Your job is to restate each entry word for word.

= = = =

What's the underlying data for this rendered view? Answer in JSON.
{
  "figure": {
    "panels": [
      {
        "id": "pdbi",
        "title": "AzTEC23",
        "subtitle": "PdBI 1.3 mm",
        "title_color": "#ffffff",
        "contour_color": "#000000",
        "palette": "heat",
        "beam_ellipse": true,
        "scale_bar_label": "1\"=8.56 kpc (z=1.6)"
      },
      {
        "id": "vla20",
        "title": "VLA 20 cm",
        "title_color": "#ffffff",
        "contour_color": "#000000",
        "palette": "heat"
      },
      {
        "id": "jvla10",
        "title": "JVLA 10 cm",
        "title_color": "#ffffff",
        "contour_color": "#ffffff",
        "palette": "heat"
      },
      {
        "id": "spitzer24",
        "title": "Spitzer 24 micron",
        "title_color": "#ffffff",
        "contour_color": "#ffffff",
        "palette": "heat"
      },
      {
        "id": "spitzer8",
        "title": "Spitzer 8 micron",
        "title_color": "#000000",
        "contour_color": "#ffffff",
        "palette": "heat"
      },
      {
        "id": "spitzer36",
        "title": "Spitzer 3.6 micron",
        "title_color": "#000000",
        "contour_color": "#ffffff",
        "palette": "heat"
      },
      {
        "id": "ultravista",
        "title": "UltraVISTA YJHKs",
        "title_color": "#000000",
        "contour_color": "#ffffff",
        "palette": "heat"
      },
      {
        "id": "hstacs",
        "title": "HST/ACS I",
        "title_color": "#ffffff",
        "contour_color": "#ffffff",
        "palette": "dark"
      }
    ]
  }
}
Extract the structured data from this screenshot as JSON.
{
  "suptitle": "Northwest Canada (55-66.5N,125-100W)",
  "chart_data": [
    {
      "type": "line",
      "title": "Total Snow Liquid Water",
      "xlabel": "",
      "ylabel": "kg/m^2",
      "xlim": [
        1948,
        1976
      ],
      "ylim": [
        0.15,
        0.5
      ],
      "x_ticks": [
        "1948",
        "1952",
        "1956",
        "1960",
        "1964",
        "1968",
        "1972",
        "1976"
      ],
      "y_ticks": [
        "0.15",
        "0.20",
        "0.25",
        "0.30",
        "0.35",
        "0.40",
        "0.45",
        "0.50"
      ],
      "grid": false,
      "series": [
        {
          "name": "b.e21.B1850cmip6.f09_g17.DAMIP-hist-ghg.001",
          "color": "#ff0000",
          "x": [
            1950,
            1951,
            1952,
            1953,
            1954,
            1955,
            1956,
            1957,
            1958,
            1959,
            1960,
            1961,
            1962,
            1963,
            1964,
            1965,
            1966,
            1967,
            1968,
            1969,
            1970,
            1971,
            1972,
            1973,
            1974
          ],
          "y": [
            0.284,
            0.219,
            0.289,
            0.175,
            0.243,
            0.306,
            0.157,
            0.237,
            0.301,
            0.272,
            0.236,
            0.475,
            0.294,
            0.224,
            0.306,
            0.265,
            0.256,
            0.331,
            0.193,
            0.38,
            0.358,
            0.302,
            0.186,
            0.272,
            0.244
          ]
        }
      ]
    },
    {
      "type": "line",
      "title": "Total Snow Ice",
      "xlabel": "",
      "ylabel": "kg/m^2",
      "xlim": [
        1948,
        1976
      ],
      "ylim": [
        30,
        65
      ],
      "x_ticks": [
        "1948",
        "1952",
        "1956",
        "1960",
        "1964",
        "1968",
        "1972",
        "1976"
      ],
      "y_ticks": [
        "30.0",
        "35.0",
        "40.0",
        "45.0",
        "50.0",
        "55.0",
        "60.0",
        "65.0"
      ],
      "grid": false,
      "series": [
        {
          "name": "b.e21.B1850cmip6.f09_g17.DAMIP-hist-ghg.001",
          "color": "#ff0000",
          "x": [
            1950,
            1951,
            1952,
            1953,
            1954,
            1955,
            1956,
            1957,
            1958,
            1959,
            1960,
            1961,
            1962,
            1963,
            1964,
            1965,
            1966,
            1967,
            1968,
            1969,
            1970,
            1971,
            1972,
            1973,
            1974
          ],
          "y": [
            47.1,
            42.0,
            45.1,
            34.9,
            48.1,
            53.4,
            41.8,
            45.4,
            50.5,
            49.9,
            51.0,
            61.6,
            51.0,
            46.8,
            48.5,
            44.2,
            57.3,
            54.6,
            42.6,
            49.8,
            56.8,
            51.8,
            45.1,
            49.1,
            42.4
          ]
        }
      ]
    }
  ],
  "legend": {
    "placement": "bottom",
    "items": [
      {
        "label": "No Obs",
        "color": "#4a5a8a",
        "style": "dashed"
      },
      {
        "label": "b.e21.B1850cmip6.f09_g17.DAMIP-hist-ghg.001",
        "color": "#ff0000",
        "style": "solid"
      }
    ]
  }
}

= = = =

◆ TASK OUTPUT:
What's the underlying data for this rendered view? Answer in JSON.
{
  "figure": {
    "panels": [
      {
        "id": "pdbi",
        "title": "AzTEC23",
        "subtitle": "PdBI 1.3 mm",
        "title_color": "#ffffff",
        "contour_color": "#000000",
        "palette": "heat",
        "beam_ellipse": true,
        "scale_bar_label": "1\"=8.56 kpc (z=1.6)"
      },
      {
        "id": "vla20",
        "title": "VLA 20 cm",
        "title_color": "#ffffff",
        "contour_color": "#000000",
        "palette": "heat"
      },
      {
        "id": "jvla10",
        "title": "JVLA 10 cm",
        "title_color": "#ffffff",
        "contour_color": "#ffffff",
        "palette": "heat"
      },
      {
        "id": "spitzer24",
        "title": "Spitzer 24 micron",
        "title_color": "#ffffff",
        "contour_color": "#ffffff",
        "palette": "heat"
      },
      {
        "id": "spitzer8",
        "title": "Spitzer 8 micron",
        "title_color": "#000000",
        "contour_color": "#ffffff",
        "palette": "heat"
      },
      {
        "id": "spitzer36",
        "title": "Spitzer 3.6 micron",
        "title_color": "#000000",
        "contour_color": "#ffffff",
        "palette": "heat"
      },
      {
        "id": "ultravista",
        "title": "UltraVISTA YJHKs",
        "title_color": "#000000",
        "contour_color": "#ffffff",
        "palette": "heat"
      },
      {
        "id": "hstacs",
        "title": "HST/ACS I",
        "title_color": "#ffffff",
        "contour_color": "#ffffff",
        "palette": "dark"
      }
    ]
  }
}
Extract the structured data from this screenshot as JSON.
{
  "suptitle": "Northwest Canada (55-66.5N,125-100W)",
  "chart_data": [
    {
      "type": "line",
      "title": "Total Snow Liquid Water",
      "xlabel": "",
      "ylabel": "kg/m^2",
      "xlim": [
        1948,
        1976
      ],
      "ylim": [
        0.15,
        0.5
      ],
      "x_ticks": [
        "1948",
        "1952",
        "1956",
        "1960",
        "1964",
        "1968",
        "1972",
        "1976"
      ],
      "y_ticks": [
        "0.15",
        "0.20",
        "0.25",
        "0.30",
        "0.35",
        "0.40",
        "0.45",
        "0.50"
      ],
      "grid": false,
      "series": [
        {
          "name": "b.e21.B1850cmip6.f09_g17.DAMIP-hist-ghg.001",
          "color": "#ff0000",
          "x": [
            1950,
            1951,
            1952,
            1953,
            1954,
            1955,
            1956,
            1957,
            1958,
            1959,
            1960,
            1961,
            1962,
            1963,
            1964,
            1965,
            1966,
            1967,
            1968,
            1969,
            1970,
            1971,
            1972,
            1973,
            1974
          ],
          "y": [
            0.284,
            0.219,
            0.289,
            0.175,
            0.243,
            0.306,
            0.157,
            0.237,
            0.301,
            0.272,
            0.236,
            0.475,
            0.294,
            0.224,
            0.306,
            0.265,
            0.256,
            0.331,
            0.193,
            0.38,
            0.358,
            0.302,
            0.186,
            0.272,
            0.244
          ]
        }
      ]
    },
    {
      "type": "line",
      "title": "Total Snow Ice",
      "xlabel": "",
      "ylabel": "kg/m^2",
      "xlim": [
        1948,
        1976
      ],
      "ylim": [
        30,
        65
      ],
      "x_ticks": [
        "1948",
        "1952",
        "1956",
        "1960",
        "1964",
        "1968",
        "1972",
        "1976"
      ],
      "y_ticks": [
        "30.0",
        "35.0",
        "40.0",
        "45.0",
        "50.0",
        "55.0",
        "60.0",
        "65.0"
      ],
      "grid": false,
      "series": [
        {
          "name": "b.e21.B1850cmip6.f09_g17.DAMIP-hist-ghg.001",
          "color": "#ff0000",
          "x": [
            1950,
            1951,
            1952,
            1953,
            1954,
            1955,
            1956,
            1957,
            1958,
            1959,
            1960,
            1961,
            1962,
            1963,
            1964,
            1965,
            1966,
            1967,
            1968,
            1969,
            1970,
            1971,
            1972,
            1973,
            1974
          ],
          "y": [
            47.1,
            42.0,
            45.1,
            34.9,
            48.1,
            53.4,
            41.8,
            45.4,
            50.5,
            49.9,
            51.0,
            61.6,
            51.0,
            46.8,
            48.5,
            44.2,
            57.3,
            54.6,
            42.6,
            49.8,
            56.8,
            51.8,
            45.1,
            49.1,
            42.4
          ]
        }
      ]
    }
  ],
  "legend": {
    "placement": "bottom",
    "items": [
      {
        "label": "No Obs",
        "color": "#4a5a8a",
        "style": "dashed"
      },
      {
        "label": "b.e21.B1850cmip6.f09_g17.DAMIP-hist-ghg.001",
        "color": "#ff0000",
        "style": "solid"
      }
    ]
  }
}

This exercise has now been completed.